**Exercise prompt**
Check each line of the records for "name"; collect those that have it.
★ ★ ★
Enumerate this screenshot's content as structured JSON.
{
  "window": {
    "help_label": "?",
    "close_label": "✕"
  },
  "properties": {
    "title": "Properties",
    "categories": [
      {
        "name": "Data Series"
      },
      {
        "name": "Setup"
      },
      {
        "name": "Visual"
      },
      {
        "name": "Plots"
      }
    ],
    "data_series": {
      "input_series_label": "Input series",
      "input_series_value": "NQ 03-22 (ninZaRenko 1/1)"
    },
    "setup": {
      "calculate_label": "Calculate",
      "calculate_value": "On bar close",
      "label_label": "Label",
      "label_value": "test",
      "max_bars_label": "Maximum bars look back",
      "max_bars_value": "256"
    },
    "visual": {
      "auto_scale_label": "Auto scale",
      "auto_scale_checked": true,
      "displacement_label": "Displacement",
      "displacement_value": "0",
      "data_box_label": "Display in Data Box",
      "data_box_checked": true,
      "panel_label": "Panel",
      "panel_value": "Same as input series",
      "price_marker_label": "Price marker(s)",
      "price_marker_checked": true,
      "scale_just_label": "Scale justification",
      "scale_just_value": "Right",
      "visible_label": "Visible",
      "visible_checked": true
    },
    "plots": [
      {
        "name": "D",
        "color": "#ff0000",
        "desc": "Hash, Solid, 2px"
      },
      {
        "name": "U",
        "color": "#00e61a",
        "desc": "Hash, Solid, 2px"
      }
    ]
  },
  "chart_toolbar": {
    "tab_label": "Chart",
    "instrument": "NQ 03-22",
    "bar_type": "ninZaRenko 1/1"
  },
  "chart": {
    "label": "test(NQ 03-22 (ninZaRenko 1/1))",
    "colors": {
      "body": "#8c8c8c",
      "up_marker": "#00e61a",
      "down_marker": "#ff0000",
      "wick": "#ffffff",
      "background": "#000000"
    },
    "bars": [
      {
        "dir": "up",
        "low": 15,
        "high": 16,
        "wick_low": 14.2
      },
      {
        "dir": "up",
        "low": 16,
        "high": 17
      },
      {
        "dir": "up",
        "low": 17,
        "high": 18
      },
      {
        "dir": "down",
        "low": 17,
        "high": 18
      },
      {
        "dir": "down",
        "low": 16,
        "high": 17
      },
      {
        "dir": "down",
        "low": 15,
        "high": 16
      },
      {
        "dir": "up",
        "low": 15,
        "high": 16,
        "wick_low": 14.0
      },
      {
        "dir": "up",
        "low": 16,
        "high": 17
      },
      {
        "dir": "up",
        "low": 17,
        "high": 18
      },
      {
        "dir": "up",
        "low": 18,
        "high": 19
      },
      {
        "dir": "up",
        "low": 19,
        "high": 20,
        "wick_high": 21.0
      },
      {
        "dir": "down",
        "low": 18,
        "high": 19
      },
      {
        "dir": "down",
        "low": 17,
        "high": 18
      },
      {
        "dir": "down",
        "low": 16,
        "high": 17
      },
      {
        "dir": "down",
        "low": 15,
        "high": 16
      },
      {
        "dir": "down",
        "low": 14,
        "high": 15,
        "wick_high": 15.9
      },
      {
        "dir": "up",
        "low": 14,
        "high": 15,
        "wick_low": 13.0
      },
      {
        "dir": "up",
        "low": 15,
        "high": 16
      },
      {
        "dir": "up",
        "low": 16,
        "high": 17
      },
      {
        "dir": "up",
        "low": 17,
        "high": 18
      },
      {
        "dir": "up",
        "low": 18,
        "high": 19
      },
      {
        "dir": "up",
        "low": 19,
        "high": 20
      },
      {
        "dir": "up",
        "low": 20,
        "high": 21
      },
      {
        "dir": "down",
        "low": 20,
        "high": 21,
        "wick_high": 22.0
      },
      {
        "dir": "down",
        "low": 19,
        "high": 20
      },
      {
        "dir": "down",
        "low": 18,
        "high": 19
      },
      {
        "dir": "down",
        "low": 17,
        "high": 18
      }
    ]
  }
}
★ ★ ★
**The output**
        "name": "Data Series"
        "name": "Setup"
        "name": "Visual"
        "name": "Plots"
        "name": "D",
        "name": "U",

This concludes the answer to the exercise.